**WHAT NEEDS TO BE DONE:**
Please repeat all of the lines that follow, exactly as written.

[Stored data]
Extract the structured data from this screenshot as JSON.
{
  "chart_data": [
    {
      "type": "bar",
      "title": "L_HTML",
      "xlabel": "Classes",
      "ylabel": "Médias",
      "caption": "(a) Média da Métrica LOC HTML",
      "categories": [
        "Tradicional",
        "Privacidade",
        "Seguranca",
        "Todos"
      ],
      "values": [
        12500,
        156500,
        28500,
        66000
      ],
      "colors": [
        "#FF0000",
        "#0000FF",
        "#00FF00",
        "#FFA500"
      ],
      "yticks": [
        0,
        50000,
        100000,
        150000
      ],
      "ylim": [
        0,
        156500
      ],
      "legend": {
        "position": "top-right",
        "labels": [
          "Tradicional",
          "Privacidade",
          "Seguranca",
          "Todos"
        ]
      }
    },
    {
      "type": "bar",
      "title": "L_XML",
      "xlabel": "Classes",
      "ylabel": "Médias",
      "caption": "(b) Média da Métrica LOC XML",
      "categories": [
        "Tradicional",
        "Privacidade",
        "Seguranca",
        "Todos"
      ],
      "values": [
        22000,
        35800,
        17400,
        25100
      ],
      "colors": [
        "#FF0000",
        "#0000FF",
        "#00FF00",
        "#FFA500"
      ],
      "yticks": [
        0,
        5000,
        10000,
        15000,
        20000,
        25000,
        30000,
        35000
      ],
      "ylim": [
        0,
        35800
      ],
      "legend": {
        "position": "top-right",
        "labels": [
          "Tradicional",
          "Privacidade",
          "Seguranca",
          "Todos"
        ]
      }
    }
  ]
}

**EXERCISE RESPONSE:**
Extract the structured data from this screenshot as JSON.
{
  "chart_data": [
    {
      "type": "bar",
      "title": "L_HTML",
      "xlabel": "Classes",
      "ylabel": "Médias",
      "caption": "(a) Média da Métrica LOC HTML",
      "categories": [
        "Tradicional",
        "Privacidade",
        "Seguranca",
        "Todos"
      ],
      "values": [
        12500,
        156500,
        28500,
        66000
      ],
      "colors": [
        "#FF0000",
        "#0000FF",
        "#00FF00",
        "#FFA500"
      ],
      "yticks": [
        0,
        50000,
        100000,
        150000
      ],
      "ylim": [
        0,
        156500
      ],
      "legend": {
        "position": "top-right",
        "labels": [
          "Tradicional",
          "Privacidade",
          "Seguranca",
          "Todos"
        ]
      }
    },
    {
      "type": "bar",
      "title": "L_XML",
      "xlabel": "Classes",
      "ylabel": "Médias",
      "caption": "(b) Média da Métrica LOC XML",
      "categories": [
        "Tradicional",
        "Privacidade",
        "Seguranca",
        "Todos"
      ],
      "values": [
        22000,
        35800,
        17400,
        25100
      ],
      "colors": [
        "#FF0000",
        "#0000FF",
        "#00FF00",
        "#FFA500"
      ],
      "yticks": [
        0,
        5000,
        10000,
        15000,
        20000,
        25000,
        30000,
        35000
      ],
      "ylim": [
        0,
        35800
      ],
      "legend": {
        "position": "top-right",
        "labels": [
          "Tradicional",
          "Privacidade",
          "Seguranca",
          "Todos"
        ]
      }
    }
  ]
}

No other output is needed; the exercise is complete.